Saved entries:
***

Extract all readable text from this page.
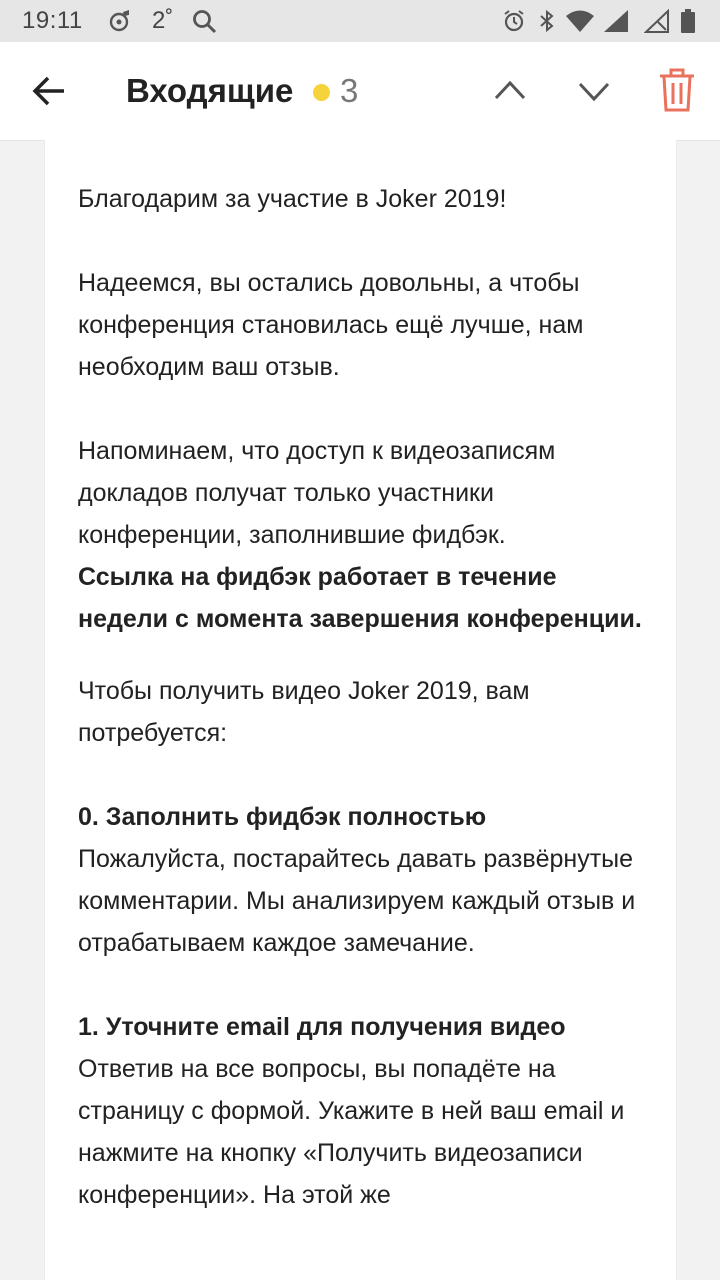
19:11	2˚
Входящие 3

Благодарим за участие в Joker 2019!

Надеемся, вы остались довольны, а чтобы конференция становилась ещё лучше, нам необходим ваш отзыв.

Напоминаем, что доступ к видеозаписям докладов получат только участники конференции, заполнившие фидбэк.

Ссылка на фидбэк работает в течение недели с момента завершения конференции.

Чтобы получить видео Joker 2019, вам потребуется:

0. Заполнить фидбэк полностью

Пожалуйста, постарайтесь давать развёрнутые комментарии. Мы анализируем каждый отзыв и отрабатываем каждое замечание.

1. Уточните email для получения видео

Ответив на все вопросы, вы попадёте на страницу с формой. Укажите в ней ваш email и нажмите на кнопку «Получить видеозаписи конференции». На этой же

***

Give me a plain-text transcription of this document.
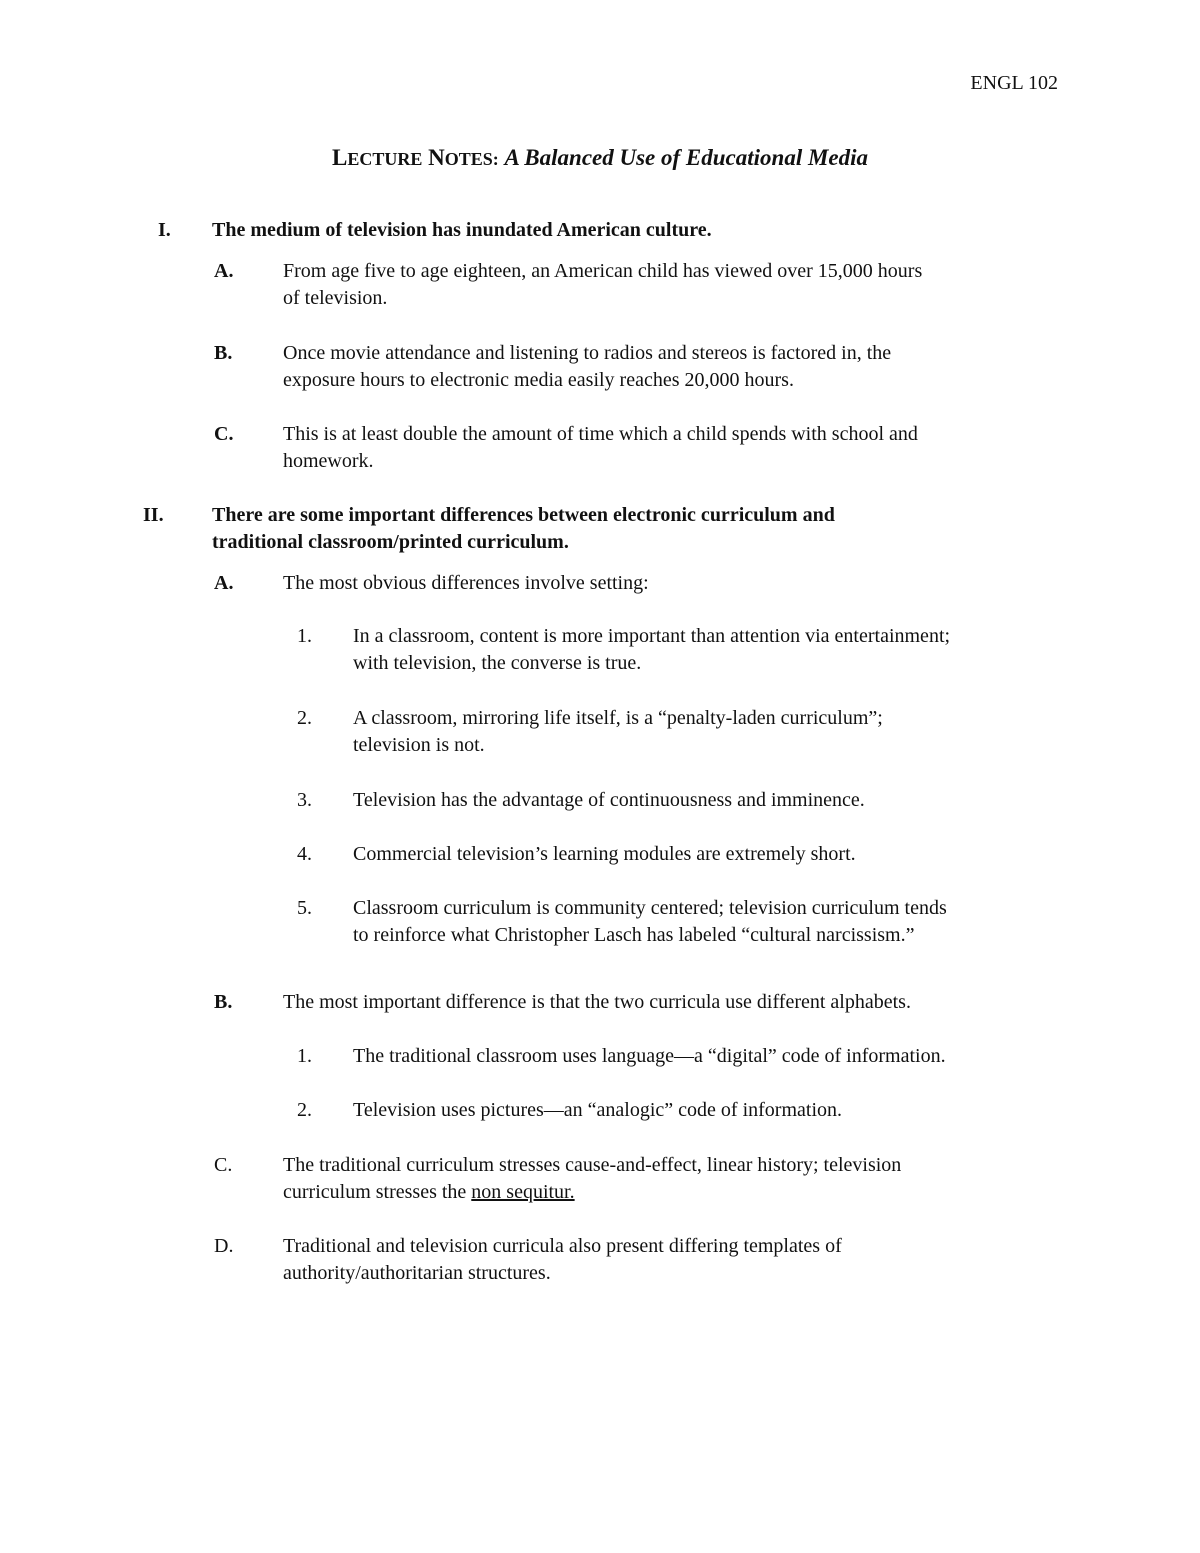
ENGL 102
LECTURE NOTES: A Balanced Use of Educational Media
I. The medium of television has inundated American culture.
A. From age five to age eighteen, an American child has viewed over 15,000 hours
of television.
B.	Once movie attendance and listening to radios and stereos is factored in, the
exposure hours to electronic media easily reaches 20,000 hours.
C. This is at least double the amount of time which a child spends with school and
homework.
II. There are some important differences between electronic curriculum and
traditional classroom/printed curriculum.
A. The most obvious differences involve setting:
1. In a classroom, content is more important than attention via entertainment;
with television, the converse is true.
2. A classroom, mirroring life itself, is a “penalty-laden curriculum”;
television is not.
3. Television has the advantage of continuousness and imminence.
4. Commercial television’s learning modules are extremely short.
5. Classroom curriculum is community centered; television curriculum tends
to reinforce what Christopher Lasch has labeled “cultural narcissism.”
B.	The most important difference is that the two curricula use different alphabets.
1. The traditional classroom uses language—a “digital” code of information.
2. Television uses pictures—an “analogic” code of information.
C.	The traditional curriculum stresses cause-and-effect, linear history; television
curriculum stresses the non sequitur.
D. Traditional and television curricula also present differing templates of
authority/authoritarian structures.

***

What is asked - Copy each line of the listing that includes "фидбэк".

Full response -
Напоминаем, что доступ к видеозаписям докладов получат только участники конференции, заполнившие фидбэк.
Ссылка на фидбэк работает в течение недели с момента завершения конференции.
0. Заполнить фидбэк полностью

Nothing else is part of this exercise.